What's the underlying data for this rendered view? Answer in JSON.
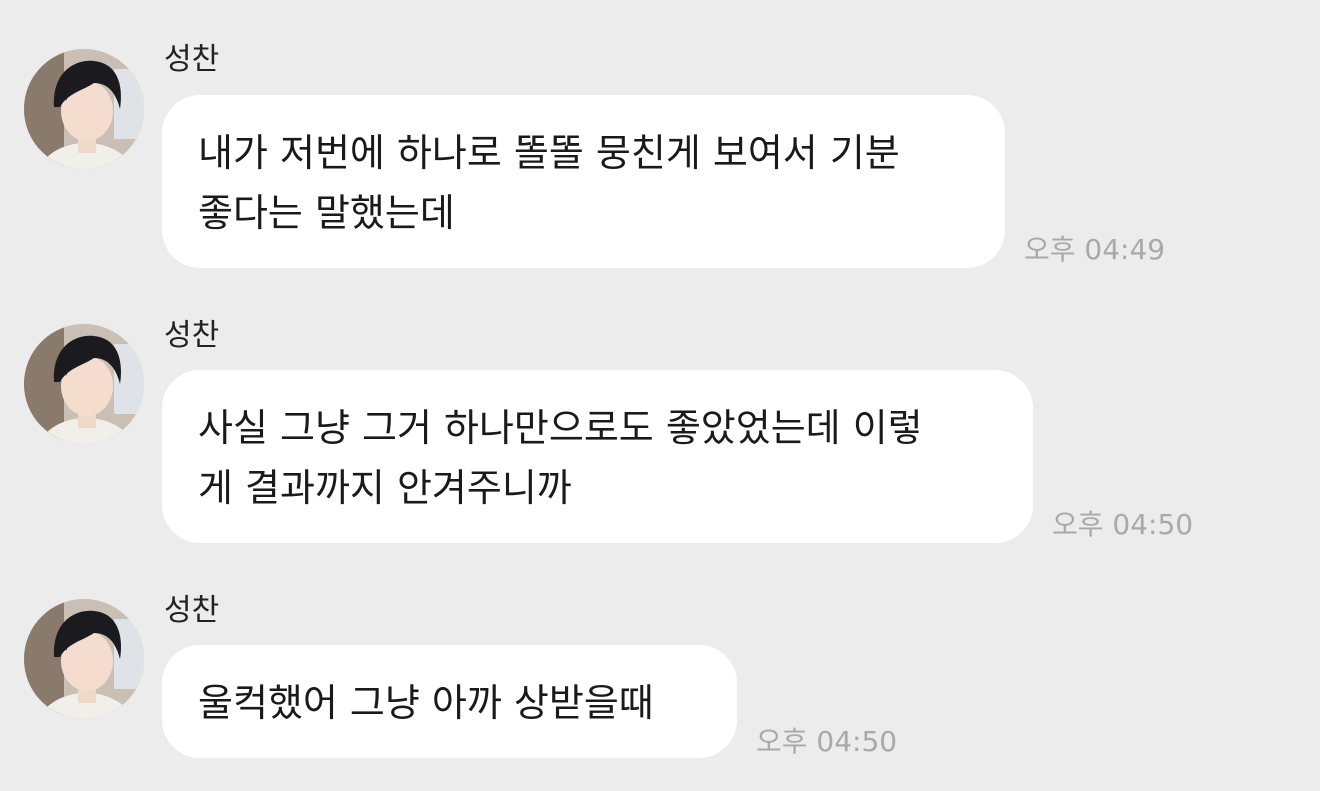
{
  "messages": [
    {
      "sender": "성찬",
      "text": "내가 저번에 하나로 똘똘 뭉친게 보여서 기분\n좋다는 말했는데",
      "time": "오후 04:49"
    },
    {
      "sender": "성찬",
      "text": "사실 그냥 그거 하나만으로도 좋았었는데 이렇\n게 결과까지 안겨주니까",
      "time": "오후 04:50"
    },
    {
      "sender": "성찬",
      "text": "울컥했어 그냥 아까 상받을때",
      "time": "오후 04:50"
    }
  ]
}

--

§ The request: Find the lines containing "text" and pull them out.

§ Solution:
      "text": "내가 저번에 하나로 똘똘 뭉친게 보여서 기분\n좋다는 말했는데",
      "text": "사실 그냥 그거 하나만으로도 좋았었는데 이렇\n게 결과까지 안겨주니까",
      "text": "울컥했어 그냥 아까 상받을때",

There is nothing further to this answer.